- **ENTRIES SHOWN**:
------------------------------

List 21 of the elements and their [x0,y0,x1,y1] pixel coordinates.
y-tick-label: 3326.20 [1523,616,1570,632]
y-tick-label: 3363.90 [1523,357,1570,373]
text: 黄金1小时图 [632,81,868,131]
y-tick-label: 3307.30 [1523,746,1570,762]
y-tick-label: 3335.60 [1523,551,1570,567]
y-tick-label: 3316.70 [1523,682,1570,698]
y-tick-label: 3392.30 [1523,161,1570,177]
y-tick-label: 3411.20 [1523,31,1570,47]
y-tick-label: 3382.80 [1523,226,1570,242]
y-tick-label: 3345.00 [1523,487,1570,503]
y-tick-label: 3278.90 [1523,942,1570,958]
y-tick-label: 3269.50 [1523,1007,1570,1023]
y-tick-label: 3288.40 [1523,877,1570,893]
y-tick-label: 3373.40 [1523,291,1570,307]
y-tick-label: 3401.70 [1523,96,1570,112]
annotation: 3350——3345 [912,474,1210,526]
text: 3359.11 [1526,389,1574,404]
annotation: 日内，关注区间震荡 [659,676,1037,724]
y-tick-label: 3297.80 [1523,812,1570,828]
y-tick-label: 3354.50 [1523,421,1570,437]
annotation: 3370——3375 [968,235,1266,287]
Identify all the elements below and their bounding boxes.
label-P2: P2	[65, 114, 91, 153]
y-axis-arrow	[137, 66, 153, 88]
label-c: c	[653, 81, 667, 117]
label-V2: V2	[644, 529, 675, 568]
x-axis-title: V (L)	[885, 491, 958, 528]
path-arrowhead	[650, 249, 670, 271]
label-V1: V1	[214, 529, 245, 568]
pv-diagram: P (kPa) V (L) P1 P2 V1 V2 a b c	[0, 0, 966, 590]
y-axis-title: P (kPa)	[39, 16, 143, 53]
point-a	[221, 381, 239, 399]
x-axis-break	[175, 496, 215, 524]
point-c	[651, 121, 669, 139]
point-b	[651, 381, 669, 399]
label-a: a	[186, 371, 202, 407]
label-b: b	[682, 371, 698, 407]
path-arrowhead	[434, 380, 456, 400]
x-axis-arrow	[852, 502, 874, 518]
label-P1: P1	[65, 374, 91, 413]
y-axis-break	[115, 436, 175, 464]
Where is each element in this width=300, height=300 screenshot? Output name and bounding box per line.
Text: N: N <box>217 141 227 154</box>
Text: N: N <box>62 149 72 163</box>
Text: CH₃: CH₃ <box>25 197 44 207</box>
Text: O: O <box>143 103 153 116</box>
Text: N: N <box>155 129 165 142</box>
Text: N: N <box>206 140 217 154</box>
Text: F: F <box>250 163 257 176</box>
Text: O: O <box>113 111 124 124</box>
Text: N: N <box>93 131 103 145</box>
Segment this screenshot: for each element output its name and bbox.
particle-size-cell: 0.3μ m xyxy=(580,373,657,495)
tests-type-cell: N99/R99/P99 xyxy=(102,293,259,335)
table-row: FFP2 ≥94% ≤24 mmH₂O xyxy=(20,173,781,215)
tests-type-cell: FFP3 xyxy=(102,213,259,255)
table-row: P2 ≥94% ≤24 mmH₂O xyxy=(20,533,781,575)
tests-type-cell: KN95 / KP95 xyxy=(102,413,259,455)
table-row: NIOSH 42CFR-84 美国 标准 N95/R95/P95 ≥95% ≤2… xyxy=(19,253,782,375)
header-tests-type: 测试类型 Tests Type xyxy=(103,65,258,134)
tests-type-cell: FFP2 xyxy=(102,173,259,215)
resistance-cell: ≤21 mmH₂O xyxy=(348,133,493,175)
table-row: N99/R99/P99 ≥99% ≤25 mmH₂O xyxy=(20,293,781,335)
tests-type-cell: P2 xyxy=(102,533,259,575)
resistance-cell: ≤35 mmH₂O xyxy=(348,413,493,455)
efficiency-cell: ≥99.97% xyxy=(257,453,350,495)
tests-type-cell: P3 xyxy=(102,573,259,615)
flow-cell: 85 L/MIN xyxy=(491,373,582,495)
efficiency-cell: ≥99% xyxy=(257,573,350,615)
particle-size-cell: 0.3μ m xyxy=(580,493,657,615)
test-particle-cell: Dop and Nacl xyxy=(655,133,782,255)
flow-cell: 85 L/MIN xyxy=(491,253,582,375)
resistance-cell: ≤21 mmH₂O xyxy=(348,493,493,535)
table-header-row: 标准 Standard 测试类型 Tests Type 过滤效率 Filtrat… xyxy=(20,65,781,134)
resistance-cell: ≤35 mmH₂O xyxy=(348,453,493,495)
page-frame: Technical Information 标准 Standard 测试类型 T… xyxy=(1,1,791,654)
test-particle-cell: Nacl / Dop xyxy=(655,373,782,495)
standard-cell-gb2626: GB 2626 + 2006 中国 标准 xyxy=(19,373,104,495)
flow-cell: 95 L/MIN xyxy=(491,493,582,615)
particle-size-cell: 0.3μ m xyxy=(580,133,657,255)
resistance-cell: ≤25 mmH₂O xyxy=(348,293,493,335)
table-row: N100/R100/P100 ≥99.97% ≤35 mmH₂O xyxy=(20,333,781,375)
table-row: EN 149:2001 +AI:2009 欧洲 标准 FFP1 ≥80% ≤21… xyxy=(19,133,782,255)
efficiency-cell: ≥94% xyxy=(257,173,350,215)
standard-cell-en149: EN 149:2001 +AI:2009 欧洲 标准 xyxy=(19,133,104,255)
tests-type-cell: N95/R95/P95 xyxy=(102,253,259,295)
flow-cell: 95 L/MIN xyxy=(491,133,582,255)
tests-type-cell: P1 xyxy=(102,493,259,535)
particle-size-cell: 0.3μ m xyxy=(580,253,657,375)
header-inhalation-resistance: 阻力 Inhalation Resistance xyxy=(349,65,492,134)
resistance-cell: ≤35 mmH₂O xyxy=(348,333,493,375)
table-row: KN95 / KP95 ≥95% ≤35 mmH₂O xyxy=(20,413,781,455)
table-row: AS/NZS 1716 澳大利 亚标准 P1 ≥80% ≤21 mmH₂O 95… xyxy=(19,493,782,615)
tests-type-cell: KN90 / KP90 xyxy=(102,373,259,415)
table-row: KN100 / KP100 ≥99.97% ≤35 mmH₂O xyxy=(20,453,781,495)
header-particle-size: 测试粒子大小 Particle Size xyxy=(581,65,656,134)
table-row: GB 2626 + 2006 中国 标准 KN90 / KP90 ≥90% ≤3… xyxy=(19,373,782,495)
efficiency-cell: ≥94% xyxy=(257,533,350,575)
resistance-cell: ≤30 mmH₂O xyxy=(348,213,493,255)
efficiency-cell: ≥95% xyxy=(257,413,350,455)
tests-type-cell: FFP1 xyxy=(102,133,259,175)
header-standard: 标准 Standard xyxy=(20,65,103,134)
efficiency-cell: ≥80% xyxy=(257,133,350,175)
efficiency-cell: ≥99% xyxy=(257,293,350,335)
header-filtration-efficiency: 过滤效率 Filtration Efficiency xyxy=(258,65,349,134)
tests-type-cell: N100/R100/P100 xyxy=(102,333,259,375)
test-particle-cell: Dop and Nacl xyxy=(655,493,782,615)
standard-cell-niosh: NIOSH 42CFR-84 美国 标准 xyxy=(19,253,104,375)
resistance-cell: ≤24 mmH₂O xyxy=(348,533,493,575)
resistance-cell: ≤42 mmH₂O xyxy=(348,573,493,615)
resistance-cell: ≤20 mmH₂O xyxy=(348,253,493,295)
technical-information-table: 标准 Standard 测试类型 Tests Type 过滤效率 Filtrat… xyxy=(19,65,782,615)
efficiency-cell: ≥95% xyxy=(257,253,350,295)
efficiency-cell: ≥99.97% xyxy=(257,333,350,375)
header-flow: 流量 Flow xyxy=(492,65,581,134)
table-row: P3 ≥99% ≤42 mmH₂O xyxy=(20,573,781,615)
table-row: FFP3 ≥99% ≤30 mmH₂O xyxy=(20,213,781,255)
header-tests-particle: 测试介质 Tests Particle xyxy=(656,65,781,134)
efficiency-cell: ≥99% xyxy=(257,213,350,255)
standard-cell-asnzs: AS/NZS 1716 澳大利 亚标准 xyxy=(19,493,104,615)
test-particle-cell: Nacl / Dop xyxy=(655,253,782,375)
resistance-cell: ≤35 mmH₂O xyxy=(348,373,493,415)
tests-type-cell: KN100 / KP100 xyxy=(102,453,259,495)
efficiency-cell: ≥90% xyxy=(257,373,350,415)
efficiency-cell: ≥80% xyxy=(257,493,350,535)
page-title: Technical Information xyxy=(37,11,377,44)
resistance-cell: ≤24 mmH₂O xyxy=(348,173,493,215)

------------------------------

- **PROBLEM TO WORK ON**:
Rewrite the lines from the first one through the line containing "y-tick-label: 3411.20 [1523,31,1570,47]", changing "pixel coordinates" to "pixel positions" and leaving everything else untouched.

- **SOLUTION TO THIS PROBLEM**:
List 21 of the elements and their [x0,y0,x1,y1] pixel positions.
y-tick-label: 3326.20 [1523,616,1570,632]
y-tick-label: 3363.90 [1523,357,1570,373]
text: 黄金1小时图 [632,81,868,131]
y-tick-label: 3307.30 [1523,746,1570,762]
y-tick-label: 3335.60 [1523,551,1570,567]
y-tick-label: 3316.70 [1523,682,1570,698]
y-tick-label: 3392.30 [1523,161,1570,177]
y-tick-label: 3411.20 [1523,31,1570,47]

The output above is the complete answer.